Reproduce the data exactly.

____________________

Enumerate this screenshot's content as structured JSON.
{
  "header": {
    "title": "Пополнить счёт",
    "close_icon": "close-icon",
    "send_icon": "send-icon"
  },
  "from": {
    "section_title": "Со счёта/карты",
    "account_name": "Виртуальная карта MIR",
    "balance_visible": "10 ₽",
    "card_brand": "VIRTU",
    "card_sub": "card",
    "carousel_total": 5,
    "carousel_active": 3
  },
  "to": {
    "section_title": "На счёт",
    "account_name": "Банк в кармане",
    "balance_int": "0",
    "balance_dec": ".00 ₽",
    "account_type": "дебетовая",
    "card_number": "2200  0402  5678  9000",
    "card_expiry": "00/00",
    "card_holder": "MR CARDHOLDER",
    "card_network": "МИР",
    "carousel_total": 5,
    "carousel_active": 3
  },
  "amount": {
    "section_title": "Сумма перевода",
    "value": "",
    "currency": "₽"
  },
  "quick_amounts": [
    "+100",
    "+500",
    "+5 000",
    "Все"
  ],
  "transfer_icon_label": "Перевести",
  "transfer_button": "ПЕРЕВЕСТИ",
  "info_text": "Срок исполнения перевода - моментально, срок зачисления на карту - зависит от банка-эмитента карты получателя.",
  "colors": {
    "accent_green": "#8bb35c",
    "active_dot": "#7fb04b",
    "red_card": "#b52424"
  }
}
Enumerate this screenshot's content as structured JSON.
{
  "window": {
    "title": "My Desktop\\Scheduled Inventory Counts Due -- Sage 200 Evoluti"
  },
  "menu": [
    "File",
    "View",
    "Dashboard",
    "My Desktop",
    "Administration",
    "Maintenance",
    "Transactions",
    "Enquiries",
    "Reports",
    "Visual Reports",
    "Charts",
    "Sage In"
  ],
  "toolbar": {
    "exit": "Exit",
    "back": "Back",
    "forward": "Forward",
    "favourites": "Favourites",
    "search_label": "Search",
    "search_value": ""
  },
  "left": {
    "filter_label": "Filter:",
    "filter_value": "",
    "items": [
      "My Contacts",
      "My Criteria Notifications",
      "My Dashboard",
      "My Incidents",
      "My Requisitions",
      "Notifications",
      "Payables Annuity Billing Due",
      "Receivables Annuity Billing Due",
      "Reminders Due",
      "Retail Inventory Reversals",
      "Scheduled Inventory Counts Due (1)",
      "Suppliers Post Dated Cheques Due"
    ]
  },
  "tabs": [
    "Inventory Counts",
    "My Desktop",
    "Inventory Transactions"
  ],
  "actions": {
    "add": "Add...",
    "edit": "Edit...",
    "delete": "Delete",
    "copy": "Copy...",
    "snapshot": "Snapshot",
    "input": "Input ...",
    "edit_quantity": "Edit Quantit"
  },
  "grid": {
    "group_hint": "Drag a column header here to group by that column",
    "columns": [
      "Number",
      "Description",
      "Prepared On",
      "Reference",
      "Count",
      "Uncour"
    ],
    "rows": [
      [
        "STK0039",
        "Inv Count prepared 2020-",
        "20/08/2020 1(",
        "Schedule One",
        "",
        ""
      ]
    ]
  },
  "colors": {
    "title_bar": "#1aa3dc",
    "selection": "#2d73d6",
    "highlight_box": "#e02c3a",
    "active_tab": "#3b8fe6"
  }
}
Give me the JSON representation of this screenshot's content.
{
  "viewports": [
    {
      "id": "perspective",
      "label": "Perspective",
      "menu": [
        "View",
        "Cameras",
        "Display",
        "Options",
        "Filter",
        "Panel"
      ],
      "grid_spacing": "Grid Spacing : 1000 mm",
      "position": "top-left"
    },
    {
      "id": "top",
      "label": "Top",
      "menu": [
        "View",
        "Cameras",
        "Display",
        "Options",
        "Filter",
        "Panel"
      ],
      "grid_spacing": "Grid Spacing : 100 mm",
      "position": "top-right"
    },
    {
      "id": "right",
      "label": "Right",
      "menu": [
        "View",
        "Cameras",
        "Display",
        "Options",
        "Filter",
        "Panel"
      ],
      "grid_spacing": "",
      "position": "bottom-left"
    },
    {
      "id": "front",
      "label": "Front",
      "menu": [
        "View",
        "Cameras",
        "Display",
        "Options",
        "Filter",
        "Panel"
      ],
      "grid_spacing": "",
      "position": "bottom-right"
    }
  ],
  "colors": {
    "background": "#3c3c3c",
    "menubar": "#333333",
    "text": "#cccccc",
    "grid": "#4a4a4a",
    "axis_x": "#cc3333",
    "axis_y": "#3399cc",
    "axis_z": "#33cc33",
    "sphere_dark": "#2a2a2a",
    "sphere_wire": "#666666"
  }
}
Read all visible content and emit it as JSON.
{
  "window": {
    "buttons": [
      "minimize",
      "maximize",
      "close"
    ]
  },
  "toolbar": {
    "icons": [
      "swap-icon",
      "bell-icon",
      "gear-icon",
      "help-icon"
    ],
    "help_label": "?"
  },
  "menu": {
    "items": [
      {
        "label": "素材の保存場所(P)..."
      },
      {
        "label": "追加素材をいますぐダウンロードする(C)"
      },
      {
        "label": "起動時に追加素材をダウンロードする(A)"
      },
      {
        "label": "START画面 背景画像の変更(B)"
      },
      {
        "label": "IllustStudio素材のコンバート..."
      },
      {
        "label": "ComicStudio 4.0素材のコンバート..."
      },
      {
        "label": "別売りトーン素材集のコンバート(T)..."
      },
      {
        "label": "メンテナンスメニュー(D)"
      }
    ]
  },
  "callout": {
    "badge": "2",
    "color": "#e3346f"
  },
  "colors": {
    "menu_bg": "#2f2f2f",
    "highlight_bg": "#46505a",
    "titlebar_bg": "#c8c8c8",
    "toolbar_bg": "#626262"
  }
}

____________________

*Output:*
Enumerate this screenshot's content as structured JSON.
{
  "header": {
    "title": "Пополнить счёт",
    "close_icon": "close-icon",
    "send_icon": "send-icon"
  },
  "from": {
    "section_title": "Со счёта/карты",
    "account_name": "Виртуальная карта MIR",
    "balance_visible": "10 ₽",
    "card_brand": "VIRTU",
    "card_sub": "card",
    "carousel_total": 5,
    "carousel_active": 3
  },
  "to": {
    "section_title": "На счёт",
    "account_name": "Банк в кармане",
    "balance_int": "0",
    "balance_dec": ".00 ₽",
    "account_type": "дебетовая",
    "card_number": "2200  0402  5678  9000",
    "card_expiry": "00/00",
    "card_holder": "MR CARDHOLDER",
    "card_network": "МИР",
    "carousel_total": 5,
    "carousel_active": 3
  },
  "amount": {
    "section_title": "Сумма перевода",
    "value": "",
    "currency": "₽"
  },
  "quick_amounts": [
    "+100",
    "+500",
    "+5 000",
    "Все"
  ],
  "transfer_icon_label": "Перевести",
  "transfer_button": "ПЕРЕВЕСТИ",
  "info_text": "Срок исполнения перевода - моментально, срок зачисления на карту - зависит от банка-эмитента карты получателя.",
  "colors": {
    "accent_green": "#8bb35c",
    "active_dot": "#7fb04b",
    "red_card": "#b52424"
  }
}
Enumerate this screenshot's content as structured JSON.
{
  "window": {
    "title": "My Desktop\\Scheduled Inventory Counts Due -- Sage 200 Evoluti"
  },
  "menu": [
    "File",
    "View",
    "Dashboard",
    "My Desktop",
    "Administration",
    "Maintenance",
    "Transactions",
    "Enquiries",
    "Reports",
    "Visual Reports",
    "Charts",
    "Sage In"
  ],
  "toolbar": {
    "exit": "Exit",
    "back": "Back",
    "forward": "Forward",
    "favourites": "Favourites",
    "search_label": "Search",
    "search_value": ""
  },
  "left": {
    "filter_label": "Filter:",
    "filter_value": "",
    "items": [
      "My Contacts",
      "My Criteria Notifications",
      "My Dashboard",
      "My Incidents",
      "My Requisitions",
      "Notifications",
      "Payables Annuity Billing Due",
      "Receivables Annuity Billing Due",
      "Reminders Due",
      "Retail Inventory Reversals",
      "Scheduled Inventory Counts Due (1)",
      "Suppliers Post Dated Cheques Due"
    ]
  },
  "tabs": [
    "Inventory Counts",
    "My Desktop",
    "Inventory Transactions"
  ],
  "actions": {
    "add": "Add...",
    "edit": "Edit...",
    "delete": "Delete",
    "copy": "Copy...",
    "snapshot": "Snapshot",
    "input": "Input ...",
    "edit_quantity": "Edit Quantit"
  },
  "grid": {
    "group_hint": "Drag a column header here to group by that column",
    "columns": [
      "Number",
      "Description",
      "Prepared On",
      "Reference",
      "Count",
      "Uncour"
    ],
    "rows": [
      [
        "STK0039",
        "Inv Count prepared 2020-",
        "20/08/2020 1(",
        "Schedule One",
        "",
        ""
      ]
    ]
  },
  "colors": {
    "title_bar": "#1aa3dc",
    "selection": "#2d73d6",
    "highlight_box": "#e02c3a",
    "active_tab": "#3b8fe6"
  }
}
Give me the JSON representation of this screenshot's content.
{
  "viewports": [
    {
      "id": "perspective",
      "label": "Perspective",
      "menu": [
        "View",
        "Cameras",
        "Display",
        "Options",
        "Filter",
        "Panel"
      ],
      "grid_spacing": "Grid Spacing : 1000 mm",
      "position": "top-left"
    },
    {
      "id": "top",
      "label": "Top",
      "menu": [
        "View",
        "Cameras",
        "Display",
        "Options",
        "Filter",
        "Panel"
      ],
      "grid_spacing": "Grid Spacing : 100 mm",
      "position": "top-right"
    },
    {
      "id": "right",
      "label": "Right",
      "menu": [
        "View",
        "Cameras",
        "Display",
        "Options",
        "Filter",
        "Panel"
      ],
      "grid_spacing": "",
      "position": "bottom-left"
    },
    {
      "id": "front",
      "label": "Front",
      "menu": [
        "View",
        "Cameras",
        "Display",
        "Options",
        "Filter",
        "Panel"
      ],
      "grid_spacing": "",
      "position": "bottom-right"
    }
  ],
  "colors": {
    "background": "#3c3c3c",
    "menubar": "#333333",
    "text": "#cccccc",
    "grid": "#4a4a4a",
    "axis_x": "#cc3333",
    "axis_y": "#3399cc",
    "axis_z": "#33cc33",
    "sphere_dark": "#2a2a2a",
    "sphere_wire": "#666666"
  }
}
Read all visible content and emit it as JSON.
{
  "window": {
    "buttons": [
      "minimize",
      "maximize",
      "close"
    ]
  },
  "toolbar": {
    "icons": [
      "swap-icon",
      "bell-icon",
      "gear-icon",
      "help-icon"
    ],
    "help_label": "?"
  },
  "menu": {
    "items": [
      {
        "label": "素材の保存場所(P)..."
      },
      {
        "label": "追加素材をいますぐダウンロードする(C)"
      },
      {
        "label": "起動時に追加素材をダウンロードする(A)"
      },
      {
        "label": "START画面 背景画像の変更(B)"
      },
      {
        "label": "IllustStudio素材のコンバート..."
      },
      {
        "label": "ComicStudio 4.0素材のコンバート..."
      },
      {
        "label": "別売りトーン素材集のコンバート(T)..."
      },
      {
        "label": "メンテナンスメニュー(D)"
      }
    ]
  },
  "callout": {
    "badge": "2",
    "color": "#e3346f"
  },
  "colors": {
    "menu_bg": "#2f2f2f",
    "highlight_bg": "#46505a",
    "titlebar_bg": "#c8c8c8",
    "toolbar_bg": "#626262"
  }
}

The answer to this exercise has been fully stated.